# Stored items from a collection
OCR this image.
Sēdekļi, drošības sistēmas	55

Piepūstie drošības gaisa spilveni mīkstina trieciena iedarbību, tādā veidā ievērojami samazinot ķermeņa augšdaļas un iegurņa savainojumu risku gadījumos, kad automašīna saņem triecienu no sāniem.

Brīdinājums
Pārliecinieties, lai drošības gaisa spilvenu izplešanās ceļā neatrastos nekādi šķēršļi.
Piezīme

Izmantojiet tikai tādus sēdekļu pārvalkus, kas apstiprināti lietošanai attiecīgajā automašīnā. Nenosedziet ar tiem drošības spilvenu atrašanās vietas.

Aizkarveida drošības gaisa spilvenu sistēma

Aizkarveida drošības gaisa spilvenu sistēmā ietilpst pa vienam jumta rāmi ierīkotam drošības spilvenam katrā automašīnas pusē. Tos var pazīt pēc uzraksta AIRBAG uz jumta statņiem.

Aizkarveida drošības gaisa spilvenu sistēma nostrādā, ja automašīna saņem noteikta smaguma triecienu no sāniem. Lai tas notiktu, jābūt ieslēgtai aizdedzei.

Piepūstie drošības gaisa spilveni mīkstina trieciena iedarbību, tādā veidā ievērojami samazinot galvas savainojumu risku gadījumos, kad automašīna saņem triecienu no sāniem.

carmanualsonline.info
---
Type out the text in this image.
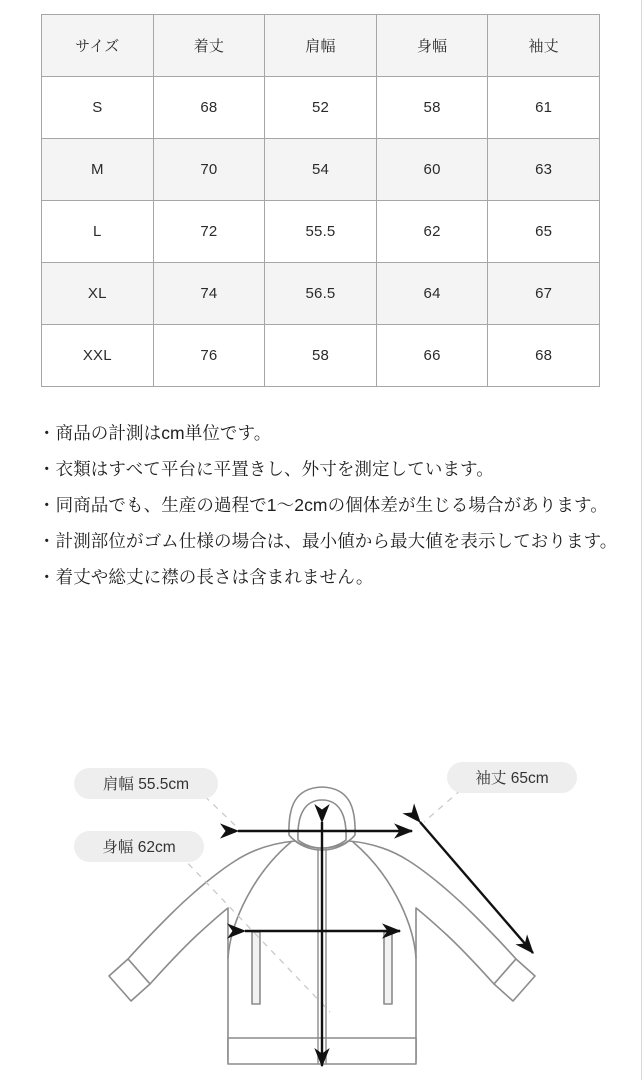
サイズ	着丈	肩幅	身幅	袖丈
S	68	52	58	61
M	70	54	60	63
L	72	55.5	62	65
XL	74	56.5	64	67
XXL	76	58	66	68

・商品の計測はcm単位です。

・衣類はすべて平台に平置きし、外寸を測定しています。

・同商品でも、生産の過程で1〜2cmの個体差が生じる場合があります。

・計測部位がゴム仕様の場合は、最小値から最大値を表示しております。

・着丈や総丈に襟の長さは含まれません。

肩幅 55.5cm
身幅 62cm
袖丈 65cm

# REQUIRED TASK
Return only those lines of the records that contain the string "saņem".

# TASK ANSWER
Piepūstie drošības gaisa spilveni mīkstina trieciena iedarbību, tādā veidā ievērojami samazinot ķermeņa augšdaļas un iegurņa savainojumu risku gadījumos, kad automašīna saņem triecienu no sāniem.
Aizkarveida drošības gaisa spilvenu sistēma nostrādā, ja automašīna saņem noteikta smaguma triecienu no sāniem. Lai tas notiktu, jābūt ieslēgtai aizdedzei.
Piepūstie drošības gaisa spilveni mīkstina trieciena iedarbību, tādā veidā ievērojami samazinot galvas savainojumu risku gadījumos, kad automašīna saņem triecienu no sāniem.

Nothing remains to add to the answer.